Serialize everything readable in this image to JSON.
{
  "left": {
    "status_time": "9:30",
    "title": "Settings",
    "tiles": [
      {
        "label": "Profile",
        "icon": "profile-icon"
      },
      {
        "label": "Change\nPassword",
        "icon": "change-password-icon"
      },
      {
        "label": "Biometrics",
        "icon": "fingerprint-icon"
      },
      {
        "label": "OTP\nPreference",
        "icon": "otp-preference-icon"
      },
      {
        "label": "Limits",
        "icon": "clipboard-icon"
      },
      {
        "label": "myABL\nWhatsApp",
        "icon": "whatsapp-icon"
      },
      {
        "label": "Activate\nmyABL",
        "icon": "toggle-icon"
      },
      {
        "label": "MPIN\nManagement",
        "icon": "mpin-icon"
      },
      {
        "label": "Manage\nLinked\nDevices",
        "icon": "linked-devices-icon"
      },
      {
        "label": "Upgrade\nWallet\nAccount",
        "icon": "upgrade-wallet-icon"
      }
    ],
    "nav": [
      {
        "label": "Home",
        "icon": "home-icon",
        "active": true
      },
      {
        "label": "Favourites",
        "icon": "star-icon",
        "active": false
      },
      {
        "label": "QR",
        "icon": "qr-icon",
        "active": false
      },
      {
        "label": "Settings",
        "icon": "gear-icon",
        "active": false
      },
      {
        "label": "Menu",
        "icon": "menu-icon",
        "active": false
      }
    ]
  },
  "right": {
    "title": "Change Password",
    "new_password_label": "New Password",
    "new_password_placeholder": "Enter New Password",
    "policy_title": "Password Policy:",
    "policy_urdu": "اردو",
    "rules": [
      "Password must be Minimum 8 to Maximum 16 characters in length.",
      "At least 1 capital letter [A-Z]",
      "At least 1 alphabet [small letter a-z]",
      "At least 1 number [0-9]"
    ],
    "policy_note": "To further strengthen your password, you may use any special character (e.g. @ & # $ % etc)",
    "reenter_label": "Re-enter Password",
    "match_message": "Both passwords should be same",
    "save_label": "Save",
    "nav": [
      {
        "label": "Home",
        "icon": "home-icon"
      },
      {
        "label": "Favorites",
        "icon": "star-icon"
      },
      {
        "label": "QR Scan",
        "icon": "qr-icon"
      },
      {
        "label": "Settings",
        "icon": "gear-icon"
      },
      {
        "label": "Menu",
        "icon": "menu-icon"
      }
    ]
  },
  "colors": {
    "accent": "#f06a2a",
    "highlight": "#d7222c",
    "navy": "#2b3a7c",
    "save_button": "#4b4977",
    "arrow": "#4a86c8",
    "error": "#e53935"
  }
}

» THE PROBLEM:
Restate each record word for word.

» TASK SOLUTION:
Serialize everything readable in this image to JSON.
{
  "left": {
    "status_time": "9:30",
    "title": "Settings",
    "tiles": [
      {
        "label": "Profile",
        "icon": "profile-icon"
      },
      {
        "label": "Change\nPassword",
        "icon": "change-password-icon"
      },
      {
        "label": "Biometrics",
        "icon": "fingerprint-icon"
      },
      {
        "label": "OTP\nPreference",
        "icon": "otp-preference-icon"
      },
      {
        "label": "Limits",
        "icon": "clipboard-icon"
      },
      {
        "label": "myABL\nWhatsApp",
        "icon": "whatsapp-icon"
      },
      {
        "label": "Activate\nmyABL",
        "icon": "toggle-icon"
      },
      {
        "label": "MPIN\nManagement",
        "icon": "mpin-icon"
      },
      {
        "label": "Manage\nLinked\nDevices",
        "icon": "linked-devices-icon"
      },
      {
        "label": "Upgrade\nWallet\nAccount",
        "icon": "upgrade-wallet-icon"
      }
    ],
    "nav": [
      {
        "label": "Home",
        "icon": "home-icon",
        "active": true
      },
      {
        "label": "Favourites",
        "icon": "star-icon",
        "active": false
      },
      {
        "label": "QR",
        "icon": "qr-icon",
        "active": false
      },
      {
        "label": "Settings",
        "icon": "gear-icon",
        "active": false
      },
      {
        "label": "Menu",
        "icon": "menu-icon",
        "active": false
      }
    ]
  },
  "right": {
    "title": "Change Password",
    "new_password_label": "New Password",
    "new_password_placeholder": "Enter New Password",
    "policy_title": "Password Policy:",
    "policy_urdu": "اردو",
    "rules": [
      "Password must be Minimum 8 to Maximum 16 characters in length.",
      "At least 1 capital letter [A-Z]",
      "At least 1 alphabet [small letter a-z]",
      "At least 1 number [0-9]"
    ],
    "policy_note": "To further strengthen your password, you may use any special character (e.g. @ & # $ % etc)",
    "reenter_label": "Re-enter Password",
    "match_message": "Both passwords should be same",
    "save_label": "Save",
    "nav": [
      {
        "label": "Home",
        "icon": "home-icon"
      },
      {
        "label": "Favorites",
        "icon": "star-icon"
      },
      {
        "label": "QR Scan",
        "icon": "qr-icon"
      },
      {
        "label": "Settings",
        "icon": "gear-icon"
      },
      {
        "label": "Menu",
        "icon": "menu-icon"
      }
    ]
  },
  "colors": {
    "accent": "#f06a2a",
    "highlight": "#d7222c",
    "navy": "#2b3a7c",
    "save_button": "#4b4977",
    "arrow": "#4a86c8",
    "error": "#e53935"
  }
}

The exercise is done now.